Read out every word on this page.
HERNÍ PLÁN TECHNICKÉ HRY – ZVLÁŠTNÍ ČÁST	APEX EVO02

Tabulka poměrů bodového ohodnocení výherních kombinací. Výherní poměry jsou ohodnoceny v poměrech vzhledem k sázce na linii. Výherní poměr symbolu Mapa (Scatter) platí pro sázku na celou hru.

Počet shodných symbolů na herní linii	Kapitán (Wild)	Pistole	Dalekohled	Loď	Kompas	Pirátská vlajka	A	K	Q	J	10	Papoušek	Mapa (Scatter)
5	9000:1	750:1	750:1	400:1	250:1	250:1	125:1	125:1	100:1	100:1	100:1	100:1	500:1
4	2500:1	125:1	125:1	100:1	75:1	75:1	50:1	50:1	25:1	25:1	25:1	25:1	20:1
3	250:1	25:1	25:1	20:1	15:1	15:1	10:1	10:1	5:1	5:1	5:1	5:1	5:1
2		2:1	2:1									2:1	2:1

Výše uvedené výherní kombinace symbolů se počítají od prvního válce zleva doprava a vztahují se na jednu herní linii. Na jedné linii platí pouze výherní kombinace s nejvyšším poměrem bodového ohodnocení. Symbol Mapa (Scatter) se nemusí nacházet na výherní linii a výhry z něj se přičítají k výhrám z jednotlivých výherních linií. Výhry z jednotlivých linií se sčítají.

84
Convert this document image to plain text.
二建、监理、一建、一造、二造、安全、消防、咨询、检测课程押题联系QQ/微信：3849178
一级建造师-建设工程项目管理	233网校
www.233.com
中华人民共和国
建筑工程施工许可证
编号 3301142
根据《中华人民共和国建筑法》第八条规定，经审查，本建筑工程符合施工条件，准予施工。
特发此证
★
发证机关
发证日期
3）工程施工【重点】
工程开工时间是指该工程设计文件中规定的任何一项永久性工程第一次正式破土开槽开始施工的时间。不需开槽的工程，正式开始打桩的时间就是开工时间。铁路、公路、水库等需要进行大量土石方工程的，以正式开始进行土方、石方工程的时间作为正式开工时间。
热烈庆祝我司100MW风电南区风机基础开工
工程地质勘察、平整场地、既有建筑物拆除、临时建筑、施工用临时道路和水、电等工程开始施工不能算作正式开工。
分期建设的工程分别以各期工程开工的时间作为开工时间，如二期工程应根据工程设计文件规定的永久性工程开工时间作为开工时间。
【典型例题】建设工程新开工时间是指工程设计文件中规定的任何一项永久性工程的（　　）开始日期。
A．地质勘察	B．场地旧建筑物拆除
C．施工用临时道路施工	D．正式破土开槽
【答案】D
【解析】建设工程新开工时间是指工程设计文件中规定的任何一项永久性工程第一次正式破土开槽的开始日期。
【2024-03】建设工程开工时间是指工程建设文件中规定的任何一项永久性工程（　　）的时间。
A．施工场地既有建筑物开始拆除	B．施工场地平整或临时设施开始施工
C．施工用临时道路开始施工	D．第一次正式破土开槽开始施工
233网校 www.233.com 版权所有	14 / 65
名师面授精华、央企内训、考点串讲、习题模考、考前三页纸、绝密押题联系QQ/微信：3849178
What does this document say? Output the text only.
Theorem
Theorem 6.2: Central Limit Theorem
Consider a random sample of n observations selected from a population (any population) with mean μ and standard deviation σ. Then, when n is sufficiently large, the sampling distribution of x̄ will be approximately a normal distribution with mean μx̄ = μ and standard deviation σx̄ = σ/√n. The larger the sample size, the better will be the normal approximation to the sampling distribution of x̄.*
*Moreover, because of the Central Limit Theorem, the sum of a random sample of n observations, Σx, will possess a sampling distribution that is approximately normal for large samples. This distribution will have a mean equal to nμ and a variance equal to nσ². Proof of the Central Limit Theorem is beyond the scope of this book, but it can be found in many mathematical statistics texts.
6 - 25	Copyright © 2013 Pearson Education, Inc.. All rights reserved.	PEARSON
------------------------------------------------------------
Include both ends. Return the line holding "What does this" and all lines after it in the records above, exactly as written.

TASK RESPONSE ->
What does this document say? Output the text only.
Theorem
Theorem 6.2: Central Limit Theorem
Consider a random sample of n observations selected from a population (any population) with mean μ and standard deviation σ. Then, when n is sufficiently large, the sampling distribution of x̄ will be approximately a normal distribution with mean μx̄ = μ and standard deviation σx̄ = σ/√n. The larger the sample size, the better will be the normal approximation to the sampling distribution of x̄.*
*Moreover, because of the Central Limit Theorem, the sum of a random sample of n observations, Σx, will possess a sampling distribution that is approximately normal for large samples. This distribution will have a mean equal to nμ and a variance equal to nσ². Proof of the Central Limit Theorem is beyond the scope of this book, but it can be found in many mathematical statistics texts.
6 - 25	Copyright © 2013 Pearson Education, Inc.. All rights reserved.	PEARSON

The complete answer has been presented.